[ESERCIZI DA SVOLGERE]
1. Modifica il passo del brano proposto che va da "La svolta di" a "sottosegretario Alfredo Mantovano.", estremi inclusi, e metti "giornale" al posto di "quotidiano".
2. Secondo il brano proposto, perché l'esperienza di Mario Sechi a palazzo Chigi si chiude dopo meno di quattro mesi?
3. Rispondi a queste domande sul brano proposto.
(a) Quale incarico ricopre Mario Sechi presso la presidente del Consiglio?
(b) Quale ruolo ha Patrizia Scurti?
(c) Nello staff di chi è stato assunto Paolo Quadrozzi?

[BRANO PROPOSTO]

:::::

La svolta di Mario Sechi diventa una giravolta. Il capo ufficio stampa della presidente del Consiglio tornerà a fare il giornalista dopo aver detto addio all’Agi appena qualche mese fa. Da metà luglio sarà al comando del quotidiano Libero. E così l’esperienza del giornalista sardo a palazzo Chigi tramonta a meno di quattro mesi dal suo arrivo.
Una notizia che nessuno ha smentito e che di sicuro farà piacere allo storico inner circle di Giorgia Meloni. Un cerchio molto chiuso formato da pochi fedelissimi: In prima fila ci sono la portavoce di sempre e ora ufficialmente coordinatrice eventi di comunicazione, Giovanna Ianniello, e Patrizia Scurti, la capo segreteria tuttofare. A completare il tris Paolo Quadrozzi, cognato di Ianniello, assunto nello staff del sottosegretario Alfredo Mantovano.

:::::

[MATERIALE]
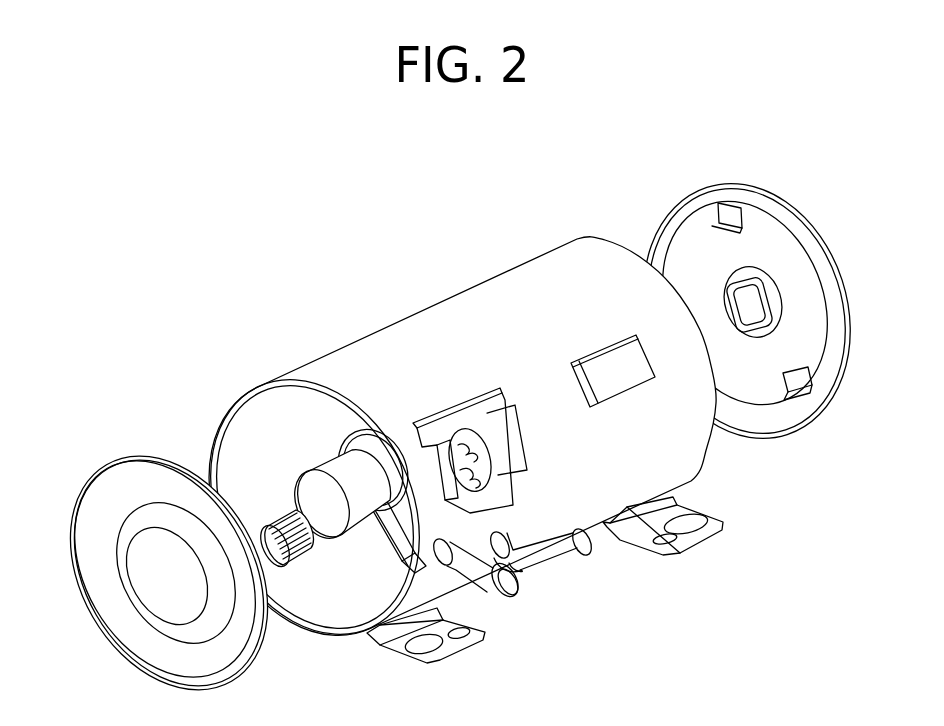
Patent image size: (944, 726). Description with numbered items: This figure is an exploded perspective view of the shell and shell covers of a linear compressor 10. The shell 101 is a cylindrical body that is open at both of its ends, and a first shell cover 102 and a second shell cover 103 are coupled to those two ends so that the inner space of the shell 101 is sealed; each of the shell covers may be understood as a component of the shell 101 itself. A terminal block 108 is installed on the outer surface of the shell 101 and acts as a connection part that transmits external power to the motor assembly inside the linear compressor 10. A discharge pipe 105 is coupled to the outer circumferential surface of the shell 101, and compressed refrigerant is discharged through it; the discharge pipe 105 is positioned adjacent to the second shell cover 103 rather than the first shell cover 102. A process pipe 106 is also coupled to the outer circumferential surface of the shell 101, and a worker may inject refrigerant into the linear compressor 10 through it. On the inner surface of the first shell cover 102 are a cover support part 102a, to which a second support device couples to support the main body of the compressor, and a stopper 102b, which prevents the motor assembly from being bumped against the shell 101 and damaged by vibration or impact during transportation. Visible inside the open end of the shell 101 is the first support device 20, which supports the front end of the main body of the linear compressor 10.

The linear compressor 10 is at (300, 330).
The first support device 20 is at (286, 471).
The shell 101 is at (368, 348).
The first shell cover 102 is at (810, 236).
The cover support part 102a is at (768, 311).
The stopper 102b is at (727, 200).
The second shell cover 103 is at (86, 539).
The discharge pipe 105 is at (547, 560).
The process pipe 106 is at (487, 590).
The terminal block 108 is at (433, 420).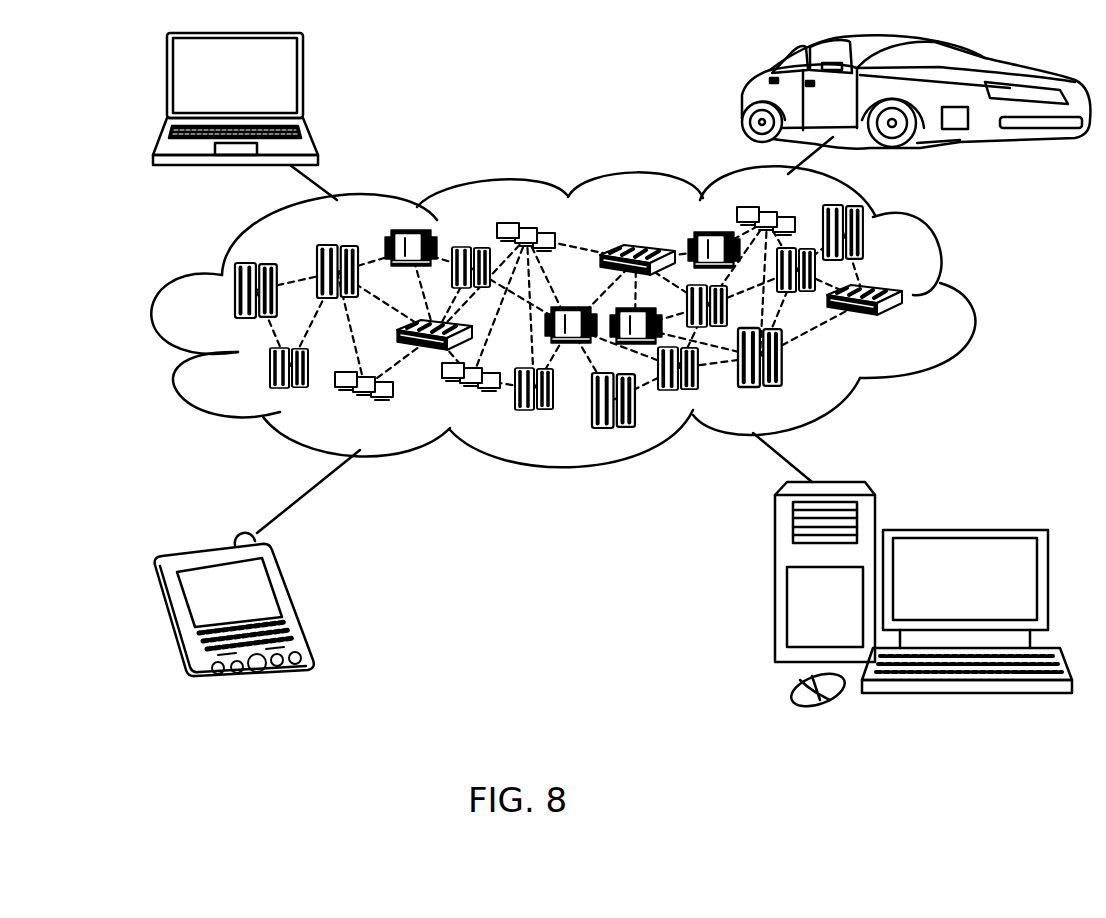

:::::

[SOLUZIONI DEGLI ESERCIZI]
1.
La svolta di Mario Sechi diventa una giravolta. Il capo ufficio stampa della presidente del Consiglio tornerà a fare il giornalista dopo aver detto addio all’Agi appena qualche mese fa. Da metà luglio sarà al comando del giornale Libero. E così l’esperienza del giornalista sardo a palazzo Chigi tramonta a meno di quattro mesi dal suo arrivo.
Una notizia che nessuno ha smentito e che di sicuro farà piacere allo storico inner circle di Giorgia Meloni. Un cerchio molto chiuso formato da pochi fedelissimi: In prima fila ci sono la portavoce di sempre e ora ufficialmente coordinatrice eventi di comunicazione, Giovanna Ianniello, e Patrizia Scurti, la capo segreteria tuttofare. A completare il tris Paolo Quadrozzi, cognato di Ianniello, assunto nello staff del sottosegretario Alfredo Mantovano.

2. Si chiude perché Sechi tornerà a fare il giornalista. Da metà luglio sarà al comando del quotidiano Libero.

3.
(a) È il capo ufficio stampa della presidente del Consiglio.
(b) È la capo segreteria tuttofare.
(c) Nello staff del sottosegretario Alfredo Mantovano.